(Collected data)
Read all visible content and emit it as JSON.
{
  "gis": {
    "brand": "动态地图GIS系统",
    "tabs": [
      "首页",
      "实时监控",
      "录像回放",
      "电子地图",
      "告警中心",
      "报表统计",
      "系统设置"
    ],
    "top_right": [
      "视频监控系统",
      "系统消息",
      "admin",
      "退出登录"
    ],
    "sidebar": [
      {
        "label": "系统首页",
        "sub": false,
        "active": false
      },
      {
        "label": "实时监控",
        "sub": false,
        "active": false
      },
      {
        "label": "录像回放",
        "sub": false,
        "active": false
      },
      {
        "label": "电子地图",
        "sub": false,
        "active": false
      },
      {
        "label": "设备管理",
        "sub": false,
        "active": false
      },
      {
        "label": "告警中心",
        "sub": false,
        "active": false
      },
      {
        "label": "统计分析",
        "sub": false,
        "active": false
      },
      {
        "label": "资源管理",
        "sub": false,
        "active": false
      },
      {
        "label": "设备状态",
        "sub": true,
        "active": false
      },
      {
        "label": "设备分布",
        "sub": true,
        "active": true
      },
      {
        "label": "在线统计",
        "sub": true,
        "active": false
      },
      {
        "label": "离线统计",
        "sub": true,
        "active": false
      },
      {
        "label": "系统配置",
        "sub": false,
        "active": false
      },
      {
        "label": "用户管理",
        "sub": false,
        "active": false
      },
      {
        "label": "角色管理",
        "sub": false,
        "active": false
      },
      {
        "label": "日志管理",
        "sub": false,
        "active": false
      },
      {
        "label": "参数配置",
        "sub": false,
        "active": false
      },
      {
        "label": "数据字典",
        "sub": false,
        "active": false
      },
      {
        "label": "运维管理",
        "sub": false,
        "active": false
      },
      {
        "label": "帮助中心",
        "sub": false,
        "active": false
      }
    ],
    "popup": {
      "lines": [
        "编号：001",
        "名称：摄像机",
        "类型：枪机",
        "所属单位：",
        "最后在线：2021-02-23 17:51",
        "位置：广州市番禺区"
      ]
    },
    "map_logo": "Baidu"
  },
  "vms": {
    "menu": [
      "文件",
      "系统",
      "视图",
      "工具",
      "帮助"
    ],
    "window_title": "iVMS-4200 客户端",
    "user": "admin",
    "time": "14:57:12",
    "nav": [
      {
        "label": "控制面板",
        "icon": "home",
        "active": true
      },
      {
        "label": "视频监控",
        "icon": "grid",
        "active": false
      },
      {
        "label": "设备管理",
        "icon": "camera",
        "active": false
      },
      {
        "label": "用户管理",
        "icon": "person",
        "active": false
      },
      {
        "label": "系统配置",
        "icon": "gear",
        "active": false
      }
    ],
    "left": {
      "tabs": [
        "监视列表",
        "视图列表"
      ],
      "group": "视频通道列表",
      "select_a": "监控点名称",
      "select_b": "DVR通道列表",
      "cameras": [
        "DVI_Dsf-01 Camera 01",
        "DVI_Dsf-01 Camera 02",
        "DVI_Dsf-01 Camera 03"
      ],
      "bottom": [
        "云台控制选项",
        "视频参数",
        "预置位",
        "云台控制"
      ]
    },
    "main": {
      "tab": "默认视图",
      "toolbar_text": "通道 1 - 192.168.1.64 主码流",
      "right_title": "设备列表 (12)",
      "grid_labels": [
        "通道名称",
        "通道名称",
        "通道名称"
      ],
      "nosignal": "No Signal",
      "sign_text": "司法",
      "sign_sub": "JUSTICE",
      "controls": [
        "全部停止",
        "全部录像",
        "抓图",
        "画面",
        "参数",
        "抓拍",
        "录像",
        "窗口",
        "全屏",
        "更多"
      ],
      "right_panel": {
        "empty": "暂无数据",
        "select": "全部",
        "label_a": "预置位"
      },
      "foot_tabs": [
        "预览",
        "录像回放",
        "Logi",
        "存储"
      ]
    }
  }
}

## EXERCISE PROMPT:
Quote every entry exactly.

## FINAL ANSWER:
Read all visible content and emit it as JSON.
{
  "gis": {
    "brand": "动态地图GIS系统",
    "tabs": [
      "首页",
      "实时监控",
      "录像回放",
      "电子地图",
      "告警中心",
      "报表统计",
      "系统设置"
    ],
    "top_right": [
      "视频监控系统",
      "系统消息",
      "admin",
      "退出登录"
    ],
    "sidebar": [
      {
        "label": "系统首页",
        "sub": false,
        "active": false
      },
      {
        "label": "实时监控",
        "sub": false,
        "active": false
      },
      {
        "label": "录像回放",
        "sub": false,
        "active": false
      },
      {
        "label": "电子地图",
        "sub": false,
        "active": false
      },
      {
        "label": "设备管理",
        "sub": false,
        "active": false
      },
      {
        "label": "告警中心",
        "sub": false,
        "active": false
      },
      {
        "label": "统计分析",
        "sub": false,
        "active": false
      },
      {
        "label": "资源管理",
        "sub": false,
        "active": false
      },
      {
        "label": "设备状态",
        "sub": true,
        "active": false
      },
      {
        "label": "设备分布",
        "sub": true,
        "active": true
      },
      {
        "label": "在线统计",
        "sub": true,
        "active": false
      },
      {
        "label": "离线统计",
        "sub": true,
        "active": false
      },
      {
        "label": "系统配置",
        "sub": false,
        "active": false
      },
      {
        "label": "用户管理",
        "sub": false,
        "active": false
      },
      {
        "label": "角色管理",
        "sub": false,
        "active": false
      },
      {
        "label": "日志管理",
        "sub": false,
        "active": false
      },
      {
        "label": "参数配置",
        "sub": false,
        "active": false
      },
      {
        "label": "数据字典",
        "sub": false,
        "active": false
      },
      {
        "label": "运维管理",
        "sub": false,
        "active": false
      },
      {
        "label": "帮助中心",
        "sub": false,
        "active": false
      }
    ],
    "popup": {
      "lines": [
        "编号：001",
        "名称：摄像机",
        "类型：枪机",
        "所属单位：",
        "最后在线：2021-02-23 17:51",
        "位置：广州市番禺区"
      ]
    },
    "map_logo": "Baidu"
  },
  "vms": {
    "menu": [
      "文件",
      "系统",
      "视图",
      "工具",
      "帮助"
    ],
    "window_title": "iVMS-4200 客户端",
    "user": "admin",
    "time": "14:57:12",
    "nav": [
      {
        "label": "控制面板",
        "icon": "home",
        "active": true
      },
      {
        "label": "视频监控",
        "icon": "grid",
        "active": false
      },
      {
        "label": "设备管理",
        "icon": "camera",
        "active": false
      },
      {
        "label": "用户管理",
        "icon": "person",
        "active": false
      },
      {
        "label": "系统配置",
        "icon": "gear",
        "active": false
      }
    ],
    "left": {
      "tabs": [
        "监视列表",
        "视图列表"
      ],
      "group": "视频通道列表",
      "select_a": "监控点名称",
      "select_b": "DVR通道列表",
      "cameras": [
        "DVI_Dsf-01 Camera 01",
        "DVI_Dsf-01 Camera 02",
        "DVI_Dsf-01 Camera 03"
      ],
      "bottom": [
        "云台控制选项",
        "视频参数",
        "预置位",
        "云台控制"
      ]
    },
    "main": {
      "tab": "默认视图",
      "toolbar_text": "通道 1 - 192.168.1.64 主码流",
      "right_title": "设备列表 (12)",
      "grid_labels": [
        "通道名称",
        "通道名称",
        "通道名称"
      ],
      "nosignal": "No Signal",
      "sign_text": "司法",
      "sign_sub": "JUSTICE",
      "controls": [
        "全部停止",
        "全部录像",
        "抓图",
        "画面",
        "参数",
        "抓拍",
        "录像",
        "窗口",
        "全屏",
        "更多"
      ],
      "right_panel": {
        "empty": "暂无数据",
        "select": "全部",
        "label_a": "预置位"
      },
      "foot_tabs": [
        "预览",
        "录像回放",
        "Logi",
        "存储"
      ]
    }
  }
}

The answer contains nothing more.